§ Task description
Will you output all of the data below exactly, omitting the images?
-- START --
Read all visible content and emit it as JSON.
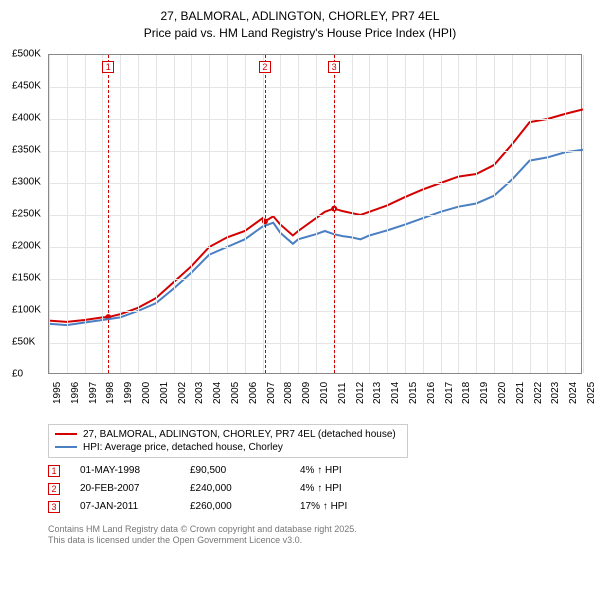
{
  "title_line1": "27, BALMORAL, ADLINGTON, CHORLEY, PR7 4EL",
  "title_line2": "Price paid vs. HM Land Registry's House Price Index (HPI)",
  "chart": {
    "type": "line",
    "xlim": [
      1995,
      2025
    ],
    "ylim": [
      0,
      500000
    ],
    "ytick_step": 50000,
    "yticks": [
      "£0",
      "£50K",
      "£100K",
      "£150K",
      "£200K",
      "£250K",
      "£300K",
      "£350K",
      "£400K",
      "£450K",
      "£500K"
    ],
    "xticks": [
      1995,
      1996,
      1997,
      1998,
      1999,
      2000,
      2001,
      2002,
      2003,
      2004,
      2005,
      2006,
      2007,
      2008,
      2009,
      2010,
      2011,
      2012,
      2013,
      2014,
      2015,
      2016,
      2017,
      2018,
      2019,
      2020,
      2021,
      2022,
      2023,
      2024,
      2025
    ],
    "grid_color": "#e5e5e5",
    "background_color": "#ffffff",
    "series": [
      {
        "name": "27, BALMORAL, ADLINGTON, CHORLEY, PR7 4EL (detached house)",
        "color": "#d40000",
        "width": 2,
        "data": [
          [
            1995,
            85000
          ],
          [
            1996,
            83000
          ],
          [
            1997,
            86000
          ],
          [
            1998,
            90000
          ],
          [
            1998.33,
            90500
          ],
          [
            1999,
            95000
          ],
          [
            2000,
            105000
          ],
          [
            2001,
            120000
          ],
          [
            2002,
            145000
          ],
          [
            2003,
            170000
          ],
          [
            2004,
            200000
          ],
          [
            2005,
            215000
          ],
          [
            2006,
            225000
          ],
          [
            2007,
            245000
          ],
          [
            2007.13,
            240000
          ],
          [
            2007.6,
            248000
          ],
          [
            2008,
            235000
          ],
          [
            2008.7,
            218000
          ],
          [
            2009,
            225000
          ],
          [
            2010,
            245000
          ],
          [
            2010.5,
            255000
          ],
          [
            2011,
            260000
          ],
          [
            2011.02,
            260000
          ],
          [
            2011.5,
            256000
          ],
          [
            2012,
            253000
          ],
          [
            2012.5,
            250000
          ],
          [
            2013,
            255000
          ],
          [
            2014,
            265000
          ],
          [
            2015,
            278000
          ],
          [
            2016,
            290000
          ],
          [
            2017,
            300000
          ],
          [
            2018,
            310000
          ],
          [
            2019,
            314000
          ],
          [
            2020,
            328000
          ],
          [
            2021,
            360000
          ],
          [
            2022,
            395000
          ],
          [
            2023,
            400000
          ],
          [
            2024,
            408000
          ],
          [
            2025,
            415000
          ]
        ]
      },
      {
        "name": "HPI: Average price, detached house, Chorley",
        "color": "#4a7fc1",
        "width": 2,
        "data": [
          [
            1995,
            80000
          ],
          [
            1996,
            78000
          ],
          [
            1997,
            82000
          ],
          [
            1998,
            86000
          ],
          [
            1999,
            90000
          ],
          [
            2000,
            100000
          ],
          [
            2001,
            112000
          ],
          [
            2002,
            135000
          ],
          [
            2003,
            160000
          ],
          [
            2004,
            188000
          ],
          [
            2005,
            200000
          ],
          [
            2006,
            212000
          ],
          [
            2007,
            232000
          ],
          [
            2007.6,
            238000
          ],
          [
            2008,
            222000
          ],
          [
            2008.7,
            205000
          ],
          [
            2009,
            212000
          ],
          [
            2010,
            220000
          ],
          [
            2010.5,
            225000
          ],
          [
            2011,
            220000
          ],
          [
            2011.5,
            217000
          ],
          [
            2012,
            215000
          ],
          [
            2012.5,
            212000
          ],
          [
            2013,
            218000
          ],
          [
            2014,
            226000
          ],
          [
            2015,
            235000
          ],
          [
            2016,
            245000
          ],
          [
            2017,
            255000
          ],
          [
            2018,
            263000
          ],
          [
            2019,
            268000
          ],
          [
            2020,
            280000
          ],
          [
            2021,
            305000
          ],
          [
            2022,
            335000
          ],
          [
            2023,
            340000
          ],
          [
            2024,
            348000
          ],
          [
            2025,
            352000
          ]
        ]
      }
    ],
    "sale_markers": [
      {
        "n": "1",
        "x": 1998.33,
        "y": 90500,
        "color": "#d40000"
      },
      {
        "n": "2",
        "x": 2007.13,
        "y": 240000,
        "color": "#d40000"
      },
      {
        "n": "3",
        "x": 2011.02,
        "y": 260000,
        "color": "#d40000"
      }
    ]
  },
  "legend": [
    {
      "color": "#d40000",
      "label": "27, BALMORAL, ADLINGTON, CHORLEY, PR7 4EL (detached house)"
    },
    {
      "color": "#4a7fc1",
      "label": "HPI: Average price, detached house, Chorley"
    }
  ],
  "events": [
    {
      "n": "1",
      "color": "#d40000",
      "date": "01-MAY-1998",
      "price": "£90,500",
      "delta": "4% ↑ HPI"
    },
    {
      "n": "2",
      "color": "#d40000",
      "date": "20-FEB-2007",
      "price": "£240,000",
      "delta": "4% ↑ HPI"
    },
    {
      "n": "3",
      "color": "#d40000",
      "date": "07-JAN-2011",
      "price": "£260,000",
      "delta": "17% ↑ HPI"
    }
  ],
  "footnote_line1": "Contains HM Land Registry data © Crown copyright and database right 2025.",
  "footnote_line2": "This data is licensed under the Open Government Licence v3.0."
}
-- END --
§ Complete answer
Read all visible content and emit it as JSON.
{
  "title_line1": "27, BALMORAL, ADLINGTON, CHORLEY, PR7 4EL",
  "title_line2": "Price paid vs. HM Land Registry's House Price Index (HPI)",
  "chart": {
    "type": "line",
    "xlim": [
      1995,
      2025
    ],
    "ylim": [
      0,
      500000
    ],
    "ytick_step": 50000,
    "yticks": [
      "£0",
      "£50K",
      "£100K",
      "£150K",
      "£200K",
      "£250K",
      "£300K",
      "£350K",
      "£400K",
      "£450K",
      "£500K"
    ],
    "xticks": [
      1995,
      1996,
      1997,
      1998,
      1999,
      2000,
      2001,
      2002,
      2003,
      2004,
      2005,
      2006,
      2007,
      2008,
      2009,
      2010,
      2011,
      2012,
      2013,
      2014,
      2015,
      2016,
      2017,
      2018,
      2019,
      2020,
      2021,
      2022,
      2023,
      2024,
      2025
    ],
    "grid_color": "#e5e5e5",
    "background_color": "#ffffff",
    "series": [
      {
        "name": "27, BALMORAL, ADLINGTON, CHORLEY, PR7 4EL (detached house)",
        "color": "#d40000",
        "width": 2,
        "data": [
          [
            1995,
            85000
          ],
          [
            1996,
            83000
          ],
          [
            1997,
            86000
          ],
          [
            1998,
            90000
          ],
          [
            1998.33,
            90500
          ],
          [
            1999,
            95000
          ],
          [
            2000,
            105000
          ],
          [
            2001,
            120000
          ],
          [
            2002,
            145000
          ],
          [
            2003,
            170000
          ],
          [
            2004,
            200000
          ],
          [
            2005,
            215000
          ],
          [
            2006,
            225000
          ],
          [
            2007,
            245000
          ],
          [
            2007.13,
            240000
          ],
          [
            2007.6,
            248000
          ],
          [
            2008,
            235000
          ],
          [
            2008.7,
            218000
          ],
          [
            2009,
            225000
          ],
          [
            2010,
            245000
          ],
          [
            2010.5,
            255000
          ],
          [
            2011,
            260000
          ],
          [
            2011.02,
            260000
          ],
          [
            2011.5,
            256000
          ],
          [
            2012,
            253000
          ],
          [
            2012.5,
            250000
          ],
          [
            2013,
            255000
          ],
          [
            2014,
            265000
          ],
          [
            2015,
            278000
          ],
          [
            2016,
            290000
          ],
          [
            2017,
            300000
          ],
          [
            2018,
            310000
          ],
          [
            2019,
            314000
          ],
          [
            2020,
            328000
          ],
          [
            2021,
            360000
          ],
          [
            2022,
            395000
          ],
          [
            2023,
            400000
          ],
          [
            2024,
            408000
          ],
          [
            2025,
            415000
          ]
        ]
      },
      {
        "name": "HPI: Average price, detached house, Chorley",
        "color": "#4a7fc1",
        "width": 2,
        "data": [
          [
            1995,
            80000
          ],
          [
            1996,
            78000
          ],
          [
            1997,
            82000
          ],
          [
            1998,
            86000
          ],
          [
            1999,
            90000
          ],
          [
            2000,
            100000
          ],
          [
            2001,
            112000
          ],
          [
            2002,
            135000
          ],
          [
            2003,
            160000
          ],
          [
            2004,
            188000
          ],
          [
            2005,
            200000
          ],
          [
            2006,
            212000
          ],
          [
            2007,
            232000
          ],
          [
            2007.6,
            238000
          ],
          [
            2008,
            222000
          ],
          [
            2008.7,
            205000
          ],
          [
            2009,
            212000
          ],
          [
            2010,
            220000
          ],
          [
            2010.5,
            225000
          ],
          [
            2011,
            220000
          ],
          [
            2011.5,
            217000
          ],
          [
            2012,
            215000
          ],
          [
            2012.5,
            212000
          ],
          [
            2013,
            218000
          ],
          [
            2014,
            226000
          ],
          [
            2015,
            235000
          ],
          [
            2016,
            245000
          ],
          [
            2017,
            255000
          ],
          [
            2018,
            263000
          ],
          [
            2019,
            268000
          ],
          [
            2020,
            280000
          ],
          [
            2021,
            305000
          ],
          [
            2022,
            335000
          ],
          [
            2023,
            340000
          ],
          [
            2024,
            348000
          ],
          [
            2025,
            352000
          ]
        ]
      }
    ],
    "sale_markers": [
      {
        "n": "1",
        "x": 1998.33,
        "y": 90500,
        "color": "#d40000"
      },
      {
        "n": "2",
        "x": 2007.13,
        "y": 240000,
        "color": "#d40000"
      },
      {
        "n": "3",
        "x": 2011.02,
        "y": 260000,
        "color": "#d40000"
      }
    ]
  },
  "legend": [
    {
      "color": "#d40000",
      "label": "27, BALMORAL, ADLINGTON, CHORLEY, PR7 4EL (detached house)"
    },
    {
      "color": "#4a7fc1",
      "label": "HPI: Average price, detached house, Chorley"
    }
  ],
  "events": [
    {
      "n": "1",
      "color": "#d40000",
      "date": "01-MAY-1998",
      "price": "£90,500",
      "delta": "4% ↑ HPI"
    },
    {
      "n": "2",
      "color": "#d40000",
      "date": "20-FEB-2007",
      "price": "£240,000",
      "delta": "4% ↑ HPI"
    },
    {
      "n": "3",
      "color": "#d40000",
      "date": "07-JAN-2011",
      "price": "£260,000",
      "delta": "17% ↑ HPI"
    }
  ],
  "footnote_line1": "Contains HM Land Registry data © Crown copyright and database right 2025.",
  "footnote_line2": "This data is licensed under the Open Government Licence v3.0."
}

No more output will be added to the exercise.